» **DATASET EXCERPTS**:
○ ○ ○ ○ ○ ○ ○
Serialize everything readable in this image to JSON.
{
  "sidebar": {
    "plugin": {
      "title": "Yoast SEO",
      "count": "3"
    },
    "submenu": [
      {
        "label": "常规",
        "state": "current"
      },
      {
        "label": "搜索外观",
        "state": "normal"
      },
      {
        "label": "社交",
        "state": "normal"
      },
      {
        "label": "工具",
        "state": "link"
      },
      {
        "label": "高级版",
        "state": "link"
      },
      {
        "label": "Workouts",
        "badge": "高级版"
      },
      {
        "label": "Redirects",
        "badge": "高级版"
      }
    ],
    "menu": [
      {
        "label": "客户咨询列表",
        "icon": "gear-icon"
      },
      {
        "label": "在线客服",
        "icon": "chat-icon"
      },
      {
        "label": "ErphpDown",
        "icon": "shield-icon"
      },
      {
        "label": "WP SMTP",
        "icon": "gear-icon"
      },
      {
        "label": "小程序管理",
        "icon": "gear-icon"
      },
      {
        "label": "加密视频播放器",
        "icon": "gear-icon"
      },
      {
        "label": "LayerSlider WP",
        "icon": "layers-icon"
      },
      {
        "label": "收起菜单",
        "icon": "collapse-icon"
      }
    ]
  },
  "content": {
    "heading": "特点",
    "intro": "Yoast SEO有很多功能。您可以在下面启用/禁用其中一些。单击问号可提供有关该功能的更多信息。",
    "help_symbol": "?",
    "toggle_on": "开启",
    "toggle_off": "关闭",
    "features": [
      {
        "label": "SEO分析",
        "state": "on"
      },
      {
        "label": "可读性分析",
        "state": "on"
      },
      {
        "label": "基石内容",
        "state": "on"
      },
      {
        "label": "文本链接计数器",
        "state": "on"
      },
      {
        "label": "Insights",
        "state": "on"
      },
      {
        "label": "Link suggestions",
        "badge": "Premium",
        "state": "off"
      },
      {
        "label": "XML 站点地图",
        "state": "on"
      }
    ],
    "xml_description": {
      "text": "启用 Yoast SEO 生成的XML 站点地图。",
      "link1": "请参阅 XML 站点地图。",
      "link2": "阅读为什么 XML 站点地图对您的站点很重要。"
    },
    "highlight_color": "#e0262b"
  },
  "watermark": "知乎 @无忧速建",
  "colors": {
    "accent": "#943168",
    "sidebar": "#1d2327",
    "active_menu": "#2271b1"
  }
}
○ ○ ○ ○ ○ ○ ○
» **PROBLEM TO SOLVE**: Go through the records and print each one exactly.

» **FINAL ANSWER**:
Serialize everything readable in this image to JSON.
{
  "sidebar": {
    "plugin": {
      "title": "Yoast SEO",
      "count": "3"
    },
    "submenu": [
      {
        "label": "常规",
        "state": "current"
      },
      {
        "label": "搜索外观",
        "state": "normal"
      },
      {
        "label": "社交",
        "state": "normal"
      },
      {
        "label": "工具",
        "state": "link"
      },
      {
        "label": "高级版",
        "state": "link"
      },
      {
        "label": "Workouts",
        "badge": "高级版"
      },
      {
        "label": "Redirects",
        "badge": "高级版"
      }
    ],
    "menu": [
      {
        "label": "客户咨询列表",
        "icon": "gear-icon"
      },
      {
        "label": "在线客服",
        "icon": "chat-icon"
      },
      {
        "label": "ErphpDown",
        "icon": "shield-icon"
      },
      {
        "label": "WP SMTP",
        "icon": "gear-icon"
      },
      {
        "label": "小程序管理",
        "icon": "gear-icon"
      },
      {
        "label": "加密视频播放器",
        "icon": "gear-icon"
      },
      {
        "label": "LayerSlider WP",
        "icon": "layers-icon"
      },
      {
        "label": "收起菜单",
        "icon": "collapse-icon"
      }
    ]
  },
  "content": {
    "heading": "特点",
    "intro": "Yoast SEO有很多功能。您可以在下面启用/禁用其中一些。单击问号可提供有关该功能的更多信息。",
    "help_symbol": "?",
    "toggle_on": "开启",
    "toggle_off": "关闭",
    "features": [
      {
        "label": "SEO分析",
        "state": "on"
      },
      {
        "label": "可读性分析",
        "state": "on"
      },
      {
        "label": "基石内容",
        "state": "on"
      },
      {
        "label": "文本链接计数器",
        "state": "on"
      },
      {
        "label": "Insights",
        "state": "on"
      },
      {
        "label": "Link suggestions",
        "badge": "Premium",
        "state": "off"
      },
      {
        "label": "XML 站点地图",
        "state": "on"
      }
    ],
    "xml_description": {
      "text": "启用 Yoast SEO 生成的XML 站点地图。",
      "link1": "请参阅 XML 站点地图。",
      "link2": "阅读为什么 XML 站点地图对您的站点很重要。"
    },
    "highlight_color": "#e0262b"
  },
  "watermark": "知乎 @无忧速建",
  "colors": {
    "accent": "#943168",
    "sidebar": "#1d2327",
    "active_menu": "#2271b1"
  }
}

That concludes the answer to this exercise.